§ REQUEST: Filter the entries and keep only the lines where the string "Geist" appears.

§ RECORDS SHOWN:
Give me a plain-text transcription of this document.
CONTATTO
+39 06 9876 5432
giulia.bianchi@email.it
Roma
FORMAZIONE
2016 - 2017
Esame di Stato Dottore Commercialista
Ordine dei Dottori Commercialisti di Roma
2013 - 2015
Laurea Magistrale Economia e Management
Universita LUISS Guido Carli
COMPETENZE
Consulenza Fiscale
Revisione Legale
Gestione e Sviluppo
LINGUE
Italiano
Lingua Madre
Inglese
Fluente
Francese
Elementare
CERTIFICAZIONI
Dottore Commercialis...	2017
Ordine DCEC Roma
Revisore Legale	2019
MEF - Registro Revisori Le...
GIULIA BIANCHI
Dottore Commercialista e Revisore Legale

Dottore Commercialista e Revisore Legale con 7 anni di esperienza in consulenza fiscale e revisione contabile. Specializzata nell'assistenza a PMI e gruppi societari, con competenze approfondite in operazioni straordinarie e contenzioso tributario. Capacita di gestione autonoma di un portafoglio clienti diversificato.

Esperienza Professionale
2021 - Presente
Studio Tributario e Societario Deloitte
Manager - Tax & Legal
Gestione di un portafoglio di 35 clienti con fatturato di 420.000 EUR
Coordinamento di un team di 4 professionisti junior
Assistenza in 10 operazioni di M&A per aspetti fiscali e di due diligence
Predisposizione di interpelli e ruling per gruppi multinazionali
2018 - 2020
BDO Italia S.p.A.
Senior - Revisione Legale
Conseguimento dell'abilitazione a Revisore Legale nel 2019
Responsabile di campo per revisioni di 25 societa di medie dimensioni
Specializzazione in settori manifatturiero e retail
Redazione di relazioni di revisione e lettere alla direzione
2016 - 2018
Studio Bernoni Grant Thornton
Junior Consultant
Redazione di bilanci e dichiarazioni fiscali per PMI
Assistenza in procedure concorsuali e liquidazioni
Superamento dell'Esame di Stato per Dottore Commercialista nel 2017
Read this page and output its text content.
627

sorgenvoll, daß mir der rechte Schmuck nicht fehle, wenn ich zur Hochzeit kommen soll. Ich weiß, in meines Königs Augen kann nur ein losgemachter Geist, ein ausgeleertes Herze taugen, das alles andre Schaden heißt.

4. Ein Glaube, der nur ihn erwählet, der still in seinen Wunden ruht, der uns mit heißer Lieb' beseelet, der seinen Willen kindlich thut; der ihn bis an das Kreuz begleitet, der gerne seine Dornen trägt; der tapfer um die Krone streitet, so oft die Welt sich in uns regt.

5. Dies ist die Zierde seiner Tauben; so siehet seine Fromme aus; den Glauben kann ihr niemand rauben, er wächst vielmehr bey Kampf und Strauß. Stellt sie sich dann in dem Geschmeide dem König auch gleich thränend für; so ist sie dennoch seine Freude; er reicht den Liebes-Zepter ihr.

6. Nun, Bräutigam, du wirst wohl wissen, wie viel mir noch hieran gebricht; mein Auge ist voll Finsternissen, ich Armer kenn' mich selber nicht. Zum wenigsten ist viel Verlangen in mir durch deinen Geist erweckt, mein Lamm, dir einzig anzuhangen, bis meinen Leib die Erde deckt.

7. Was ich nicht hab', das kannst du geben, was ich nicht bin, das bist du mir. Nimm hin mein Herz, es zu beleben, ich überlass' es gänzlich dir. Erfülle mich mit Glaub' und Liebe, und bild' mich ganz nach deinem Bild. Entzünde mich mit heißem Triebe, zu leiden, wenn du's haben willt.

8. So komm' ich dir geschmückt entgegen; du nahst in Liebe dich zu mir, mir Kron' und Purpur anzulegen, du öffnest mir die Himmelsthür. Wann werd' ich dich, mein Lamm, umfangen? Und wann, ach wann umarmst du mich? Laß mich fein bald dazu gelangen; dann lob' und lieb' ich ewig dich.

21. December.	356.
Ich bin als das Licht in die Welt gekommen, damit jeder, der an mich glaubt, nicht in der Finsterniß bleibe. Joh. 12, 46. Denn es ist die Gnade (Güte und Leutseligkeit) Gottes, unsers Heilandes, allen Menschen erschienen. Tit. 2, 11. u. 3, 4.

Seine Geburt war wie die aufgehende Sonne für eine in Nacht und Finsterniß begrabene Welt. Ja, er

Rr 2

§ FINISHED ANSWER:
sorgenvoll, daß mir der rechte Schmuck nicht fehle, wenn ich zur Hochzeit kommen soll. Ich weiß, in meines Königs Augen kann nur ein losgemachter Geist, ein ausgeleertes Herze taugen, das alles andre Schaden heißt.
6. Nun, Bräutigam, du wirst wohl wissen, wie viel mir noch hieran gebricht; mein Auge ist voll Finsternissen, ich Armer kenn' mich selber nicht. Zum wenigsten ist viel Verlangen in mir durch deinen Geist erweckt, mein Lamm, dir einzig anzuhangen, bis meinen Leib die Erde deckt.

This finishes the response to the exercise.